=== Exercise materials ===
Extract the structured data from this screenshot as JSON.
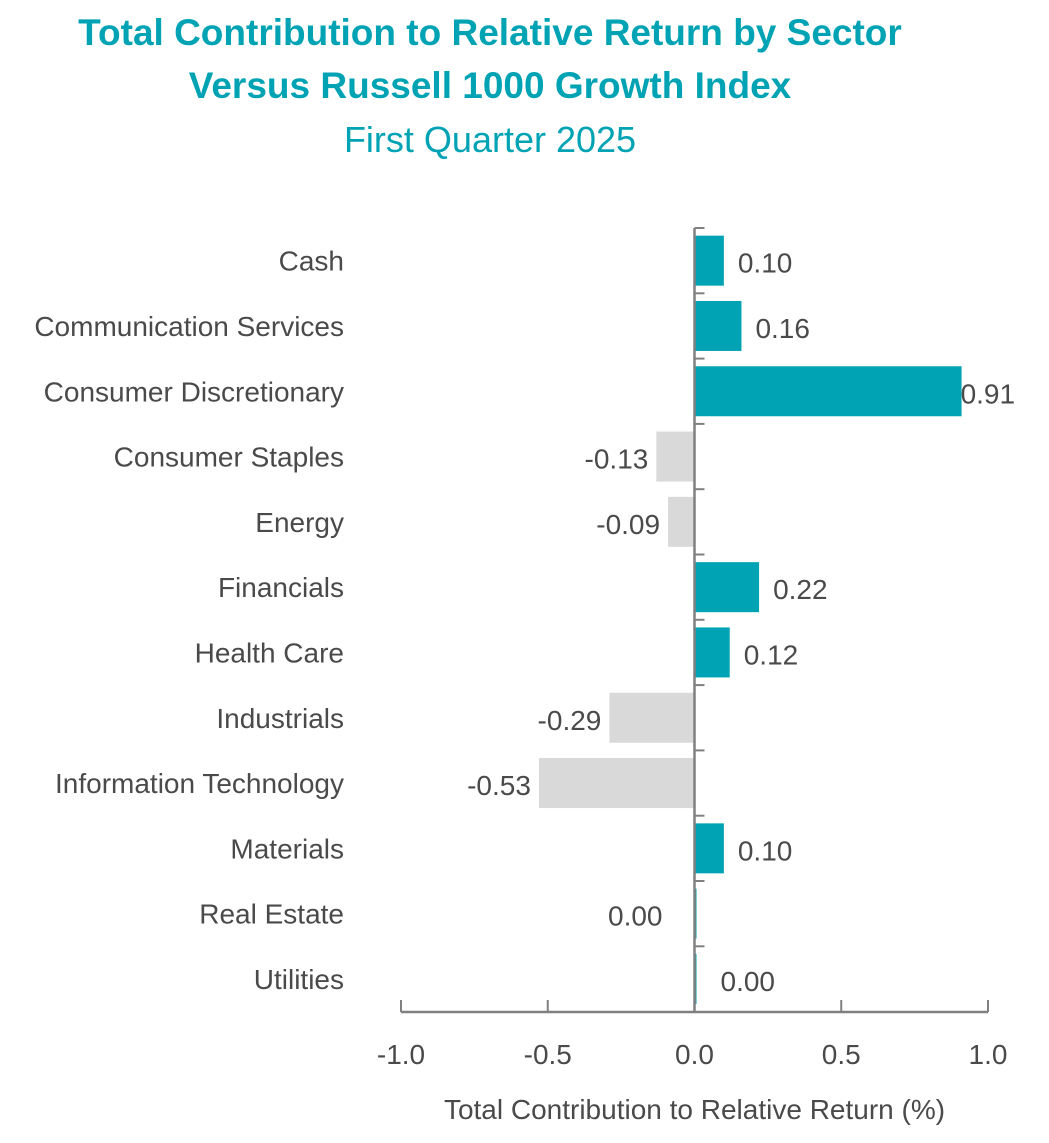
{
  "chart_data": {
    "type": "bar",
    "orientation": "horizontal",
    "title": "Total Contribution to Relative Return by Sector",
    "title_line2": "Versus Russell 1000 Growth Index",
    "subtitle": "First Quarter 2025",
    "categories": [
      "Cash",
      "Communication Services",
      "Consumer Discretionary",
      "Consumer Staples",
      "Energy",
      "Financials",
      "Health Care",
      "Industrials",
      "Information Technology",
      "Materials",
      "Real Estate",
      "Utilities"
    ],
    "values": [
      0.1,
      0.16,
      0.91,
      -0.13,
      -0.09,
      0.22,
      0.12,
      -0.29,
      -0.53,
      0.1,
      0.0,
      0.0
    ],
    "value_labels": [
      "0.10",
      "0.16",
      "0.91",
      "-0.13",
      "-0.09",
      "0.22",
      "0.12",
      "-0.29",
      "-0.53",
      "0.10",
      "0.00",
      "0.00"
    ],
    "xlabel": "Total Contribution to Relative Return (%)",
    "ylabel": "",
    "xlim": [
      -1.0,
      1.0
    ],
    "xticks": [
      -1.0,
      -0.5,
      0.0,
      0.5,
      1.0
    ],
    "xtick_labels": [
      "-1.0",
      "-0.5",
      "0.0",
      "0.5",
      "1.0"
    ],
    "grid": false,
    "colors": {
      "positive": "#00A3B4",
      "negative": "#D9D9D9",
      "title": "#00A3B4",
      "text": "#4a4a4a",
      "axis": "#808080"
    }
  }
}
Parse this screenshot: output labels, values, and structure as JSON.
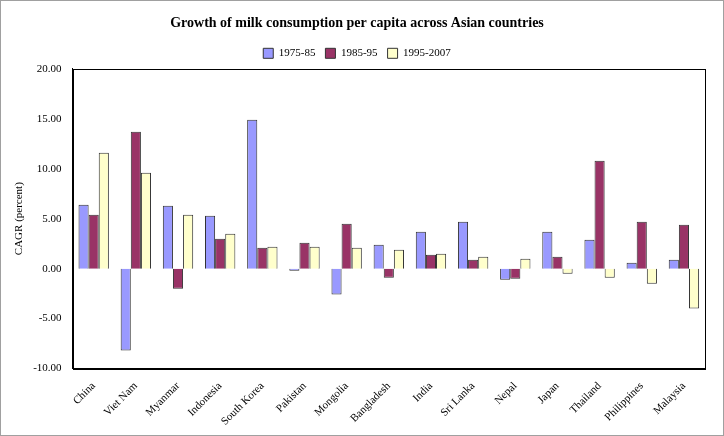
{
  "chart_data": {
    "type": "bar",
    "title": "Growth of milk consumption per capita across Asian countries",
    "y_label": "CAGR (percent)",
    "categories": [
      "China",
      "Viet Nam",
      "Myanmar",
      "Indonesia",
      "South Korea",
      "Pakistan",
      "Mongolia",
      "Bangladesh",
      "India",
      "Sri Lanka",
      "Nepal",
      "Japan",
      "Thailand",
      "Philippines",
      "Malaysia"
    ],
    "series": [
      {
        "name": "1975-85",
        "color": "#9999ff",
        "values": [
          6.4,
          -8.2,
          6.3,
          5.3,
          14.9,
          -0.2,
          -2.6,
          2.4,
          3.7,
          4.7,
          -1.1,
          3.7,
          2.9,
          0.6,
          0.9
        ]
      },
      {
        "name": "1985-95",
        "color": "#993366",
        "values": [
          5.4,
          13.7,
          -2.0,
          3.0,
          2.1,
          2.6,
          4.5,
          -0.9,
          1.4,
          0.9,
          -1.0,
          1.2,
          10.8,
          4.7,
          4.4
        ]
      },
      {
        "name": "1995-2007",
        "color": "#ffffcc",
        "values": [
          11.6,
          9.6,
          5.4,
          3.5,
          2.2,
          2.2,
          2.1,
          1.9,
          1.5,
          1.2,
          1.0,
          -0.5,
          -0.9,
          -1.5,
          -4.0
        ]
      }
    ],
    "ylim": [
      -10,
      20
    ],
    "yticks": [
      {
        "value": -10,
        "label": "-10.00"
      },
      {
        "value": -5,
        "label": "-5.00"
      },
      {
        "value": 0,
        "label": "0.00"
      },
      {
        "value": 5,
        "label": "5.00"
      },
      {
        "value": 10,
        "label": "10.00"
      },
      {
        "value": 15,
        "label": "15.00"
      },
      {
        "value": 20,
        "label": "20.00"
      }
    ],
    "grid": false,
    "legend": "top"
  }
}
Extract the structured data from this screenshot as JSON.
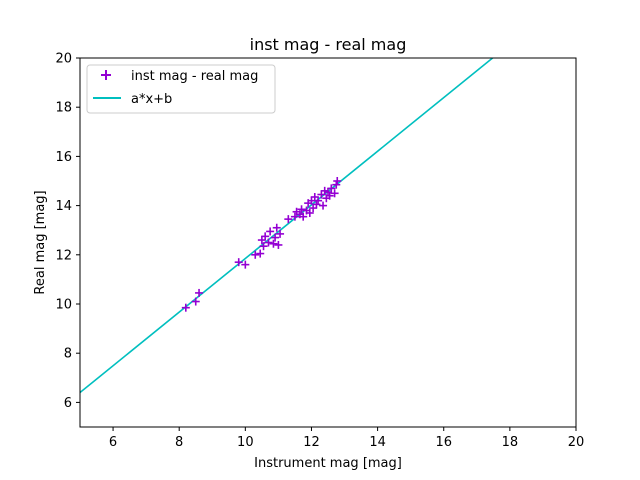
{
  "chart_data": {
    "type": "scatter",
    "title": "inst mag - real mag",
    "xlabel": "Instrument mag [mag]",
    "ylabel": "Real mag [mag]",
    "xlim": [
      5,
      20
    ],
    "ylim": [
      5,
      20
    ],
    "xticks": [
      6,
      8,
      10,
      12,
      14,
      16,
      18,
      20
    ],
    "yticks": [
      6,
      8,
      10,
      12,
      14,
      16,
      18,
      20
    ],
    "grid": false,
    "legend_position": "top-left",
    "series": [
      {
        "name": "inst mag - real mag",
        "kind": "scatter",
        "marker": "plus",
        "color": "#9400d3",
        "points": [
          [
            8.2,
            9.85
          ],
          [
            8.5,
            10.1
          ],
          [
            8.6,
            10.45
          ],
          [
            9.8,
            11.7
          ],
          [
            10.0,
            11.6
          ],
          [
            10.3,
            12.0
          ],
          [
            10.45,
            12.05
          ],
          [
            10.5,
            12.6
          ],
          [
            10.55,
            12.35
          ],
          [
            10.6,
            12.75
          ],
          [
            10.7,
            12.5
          ],
          [
            10.75,
            12.95
          ],
          [
            10.85,
            12.45
          ],
          [
            10.9,
            12.7
          ],
          [
            10.95,
            13.1
          ],
          [
            11.0,
            12.4
          ],
          [
            11.05,
            12.85
          ],
          [
            11.3,
            13.45
          ],
          [
            11.5,
            13.55
          ],
          [
            11.55,
            13.75
          ],
          [
            11.65,
            13.65
          ],
          [
            11.7,
            13.85
          ],
          [
            11.75,
            13.55
          ],
          [
            11.85,
            13.8
          ],
          [
            11.9,
            14.1
          ],
          [
            11.95,
            13.7
          ],
          [
            12.0,
            14.2
          ],
          [
            12.05,
            13.9
          ],
          [
            12.1,
            14.35
          ],
          [
            12.15,
            14.05
          ],
          [
            12.2,
            14.2
          ],
          [
            12.3,
            14.45
          ],
          [
            12.35,
            14.0
          ],
          [
            12.4,
            14.6
          ],
          [
            12.45,
            14.3
          ],
          [
            12.5,
            14.55
          ],
          [
            12.55,
            14.4
          ],
          [
            12.6,
            14.7
          ],
          [
            12.7,
            14.5
          ],
          [
            12.75,
            14.85
          ],
          [
            12.78,
            15.0
          ]
        ]
      },
      {
        "name": "a*x+b",
        "kind": "line",
        "color": "#00bfbf",
        "slope": 1.09,
        "intercept": 0.95
      }
    ]
  }
}
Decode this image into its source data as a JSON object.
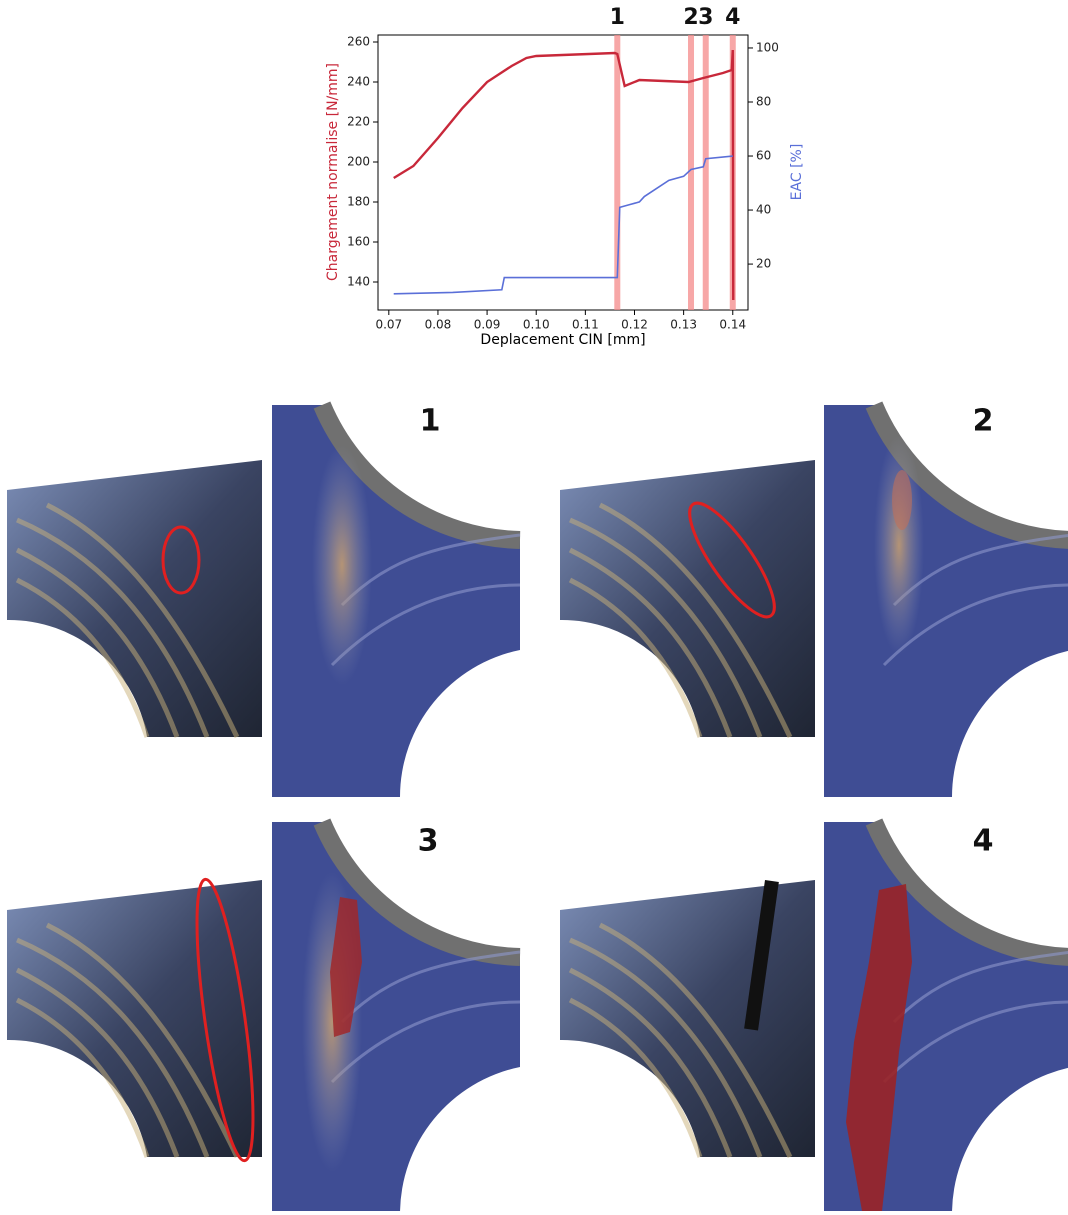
{
  "chart_data": {
    "type": "line",
    "xlabel": "Deplacement CIN [mm]",
    "ylabel": "Chargement normalise [N/mm]",
    "y2label": "EAC [%]",
    "xlim": [
      0.0678,
      0.1431
    ],
    "ylim": [
      126,
      263.5
    ],
    "y2lim": [
      3,
      104.8
    ],
    "xticks": [
      0.07,
      0.08,
      0.09,
      {
        "value": 0.1,
        "label": "0.10"
      },
      0.11,
      0.12,
      0.13,
      0.14
    ],
    "yticks": [
      140,
      160,
      180,
      200,
      220,
      240,
      260
    ],
    "y2ticks": [
      20,
      40,
      60,
      80,
      100
    ],
    "markers": [
      {
        "x": 0.1165,
        "label": "1"
      },
      {
        "x": 0.1315,
        "label": "2"
      },
      {
        "x": 0.1345,
        "label": "3"
      },
      {
        "x": 0.14,
        "label": "4"
      }
    ],
    "series": [
      {
        "color": "#c8283a",
        "axis": "y",
        "x": [
          0.071,
          0.075,
          0.08,
          0.085,
          0.09,
          0.095,
          0.098,
          0.1,
          0.116,
          0.1165,
          0.118,
          0.121,
          0.131,
          0.134,
          0.138,
          0.1398,
          0.14,
          0.1401
        ],
        "values": [
          192,
          198,
          212,
          227,
          240,
          248,
          252,
          253,
          254.5,
          254,
          238,
          241,
          240,
          242,
          244.5,
          246,
          256,
          131
        ]
      },
      {
        "color": "#5a6fd8",
        "axis": "y2",
        "x": [
          0.071,
          0.083,
          0.093,
          0.0935,
          0.1165,
          0.117,
          0.119,
          0.121,
          0.122,
          0.127,
          0.13,
          0.1315,
          0.134,
          0.1345,
          0.14
        ],
        "values": [
          9,
          9.5,
          10.5,
          15,
          15,
          41,
          42,
          43,
          45,
          51,
          52.5,
          55,
          56,
          59,
          60
        ]
      }
    ]
  },
  "panels": [
    {
      "label": "1"
    },
    {
      "label": "2"
    },
    {
      "label": "3"
    },
    {
      "label": "4"
    }
  ]
}
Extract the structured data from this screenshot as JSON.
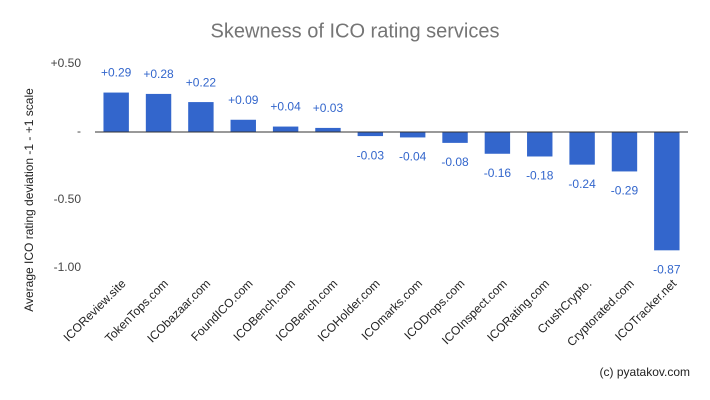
{
  "chart_data": {
    "type": "bar",
    "title": "Skewness of ICO rating services",
    "y_label": "Average ICO rating deviation -1 - +1 scale",
    "annotation": "(c) pyatakov.com",
    "categories": [
      "ICOReview.site",
      "TokenTops.com",
      "ICObazaar.com",
      "FoundICO.com",
      "ICOBench.com",
      "ICOBench.com",
      "ICOHolder.com",
      "ICOmarks.com",
      "ICODrops.com",
      "ICOInspect.com",
      "ICORating.com",
      "CrushCrypto.",
      "Cryptorated.com",
      "ICOTracker.net"
    ],
    "values": [
      0.29,
      0.28,
      0.22,
      0.09,
      0.04,
      0.03,
      -0.03,
      -0.04,
      -0.08,
      -0.16,
      -0.18,
      -0.24,
      -0.29,
      -0.87
    ],
    "value_labels": [
      "+0.29",
      "+0.28",
      "+0.22",
      "+0.09",
      "+0.04",
      "+0.03",
      "-0.03",
      "-0.04",
      "-0.08",
      "-0.16",
      "-0.18",
      "-0.24",
      "-0.29",
      "-0.87"
    ],
    "color": "#3366cc",
    "ylim": [
      -1,
      0.5
    ],
    "yticks": [
      {
        "value": 0.5,
        "label": "+0.50"
      },
      {
        "value": 0,
        "label": "-"
      },
      {
        "value": -0.5,
        "label": "-0.50"
      },
      {
        "value": -1,
        "label": "-1.00"
      }
    ],
    "grid": false
  }
}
===
▶ [What is required]
The lines above form a set of records; determine how many of them contain the string "Contribution" and give that number alone.

▶ [Solution]
2